**Record set:**
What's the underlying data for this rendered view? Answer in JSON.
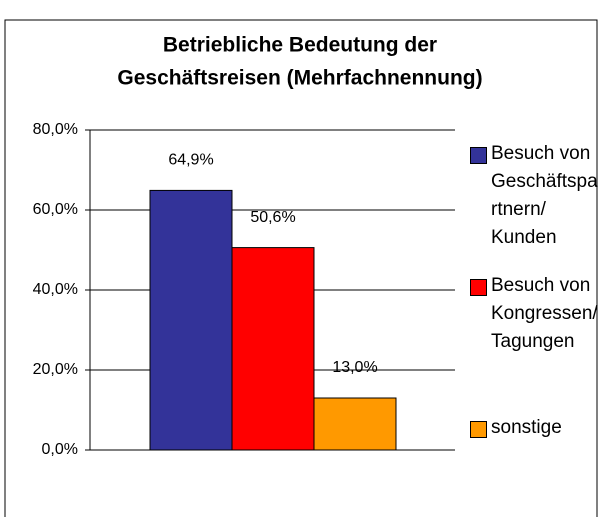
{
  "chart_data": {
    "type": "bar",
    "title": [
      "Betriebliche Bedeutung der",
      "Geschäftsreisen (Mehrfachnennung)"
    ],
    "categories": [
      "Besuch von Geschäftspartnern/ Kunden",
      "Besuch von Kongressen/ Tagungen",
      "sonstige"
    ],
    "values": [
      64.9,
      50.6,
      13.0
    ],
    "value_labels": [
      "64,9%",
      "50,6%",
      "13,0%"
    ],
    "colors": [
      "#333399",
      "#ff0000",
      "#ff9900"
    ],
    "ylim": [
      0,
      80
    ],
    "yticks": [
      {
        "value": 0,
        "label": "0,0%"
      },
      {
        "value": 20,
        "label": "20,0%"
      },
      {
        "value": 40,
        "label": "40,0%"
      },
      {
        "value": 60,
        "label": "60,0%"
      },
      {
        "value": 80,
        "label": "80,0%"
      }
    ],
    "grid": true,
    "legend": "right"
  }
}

**Task details:** Write the entries above out again exactly, but not the pictures.

**Correct answer:**
What's the underlying data for this rendered view? Answer in JSON.
{
  "chart_data": {
    "type": "bar",
    "title": [
      "Betriebliche Bedeutung der",
      "Geschäftsreisen (Mehrfachnennung)"
    ],
    "categories": [
      "Besuch von Geschäftspartnern/ Kunden",
      "Besuch von Kongressen/ Tagungen",
      "sonstige"
    ],
    "values": [
      64.9,
      50.6,
      13.0
    ],
    "value_labels": [
      "64,9%",
      "50,6%",
      "13,0%"
    ],
    "colors": [
      "#333399",
      "#ff0000",
      "#ff9900"
    ],
    "ylim": [
      0,
      80
    ],
    "yticks": [
      {
        "value": 0,
        "label": "0,0%"
      },
      {
        "value": 20,
        "label": "20,0%"
      },
      {
        "value": 40,
        "label": "40,0%"
      },
      {
        "value": 60,
        "label": "60,0%"
      },
      {
        "value": 80,
        "label": "80,0%"
      }
    ],
    "grid": true,
    "legend": "right"
  }
}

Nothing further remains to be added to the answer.